(Records that describe figures)
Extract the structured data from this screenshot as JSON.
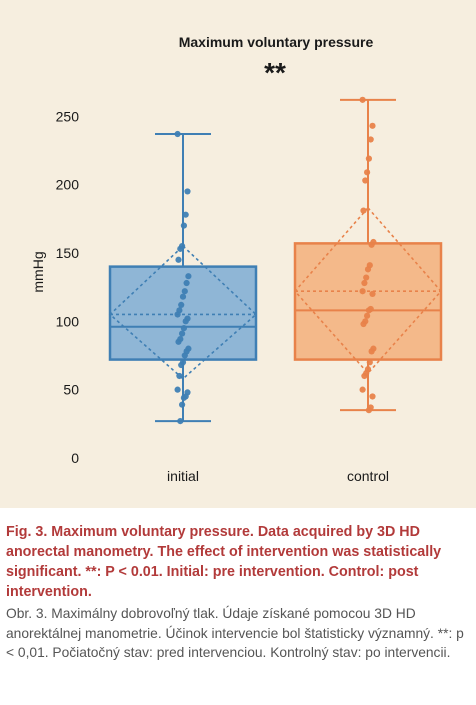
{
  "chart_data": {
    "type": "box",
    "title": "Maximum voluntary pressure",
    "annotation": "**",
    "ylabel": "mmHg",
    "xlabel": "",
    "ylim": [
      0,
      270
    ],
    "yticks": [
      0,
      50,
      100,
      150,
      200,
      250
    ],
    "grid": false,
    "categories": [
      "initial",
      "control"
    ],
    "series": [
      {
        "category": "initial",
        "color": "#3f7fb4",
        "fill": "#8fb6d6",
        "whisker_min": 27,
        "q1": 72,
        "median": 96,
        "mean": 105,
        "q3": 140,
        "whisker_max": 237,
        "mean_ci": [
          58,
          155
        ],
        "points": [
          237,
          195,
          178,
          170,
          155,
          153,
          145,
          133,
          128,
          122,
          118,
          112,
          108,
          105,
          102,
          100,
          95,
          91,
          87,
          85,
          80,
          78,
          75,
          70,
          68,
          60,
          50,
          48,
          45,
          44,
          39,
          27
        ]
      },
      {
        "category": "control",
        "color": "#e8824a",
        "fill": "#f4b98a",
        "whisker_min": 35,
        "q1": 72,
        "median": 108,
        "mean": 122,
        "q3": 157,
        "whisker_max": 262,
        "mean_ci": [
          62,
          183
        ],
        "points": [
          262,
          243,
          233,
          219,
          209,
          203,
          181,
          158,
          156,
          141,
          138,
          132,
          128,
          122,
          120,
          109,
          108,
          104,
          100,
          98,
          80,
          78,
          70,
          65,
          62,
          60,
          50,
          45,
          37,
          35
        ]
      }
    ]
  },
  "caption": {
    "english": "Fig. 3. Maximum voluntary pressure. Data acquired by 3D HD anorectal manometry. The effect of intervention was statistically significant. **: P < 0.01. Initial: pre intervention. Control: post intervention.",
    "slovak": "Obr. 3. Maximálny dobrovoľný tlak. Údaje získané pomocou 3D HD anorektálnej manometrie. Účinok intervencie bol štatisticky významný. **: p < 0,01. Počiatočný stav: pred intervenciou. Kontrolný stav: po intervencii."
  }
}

> WHAT YOU WILL DO
From the records above, pull out each line that has "pressure".

> RESULT BELOW
    "title": "Maximum voluntary pressure",
    "english": "Fig. 3. Maximum voluntary pressure. Data acquired by 3D HD anorectal manometry. The effect of intervention was statistically significant. **: P < 0.01. Initial: pre intervention. Control: post intervention.",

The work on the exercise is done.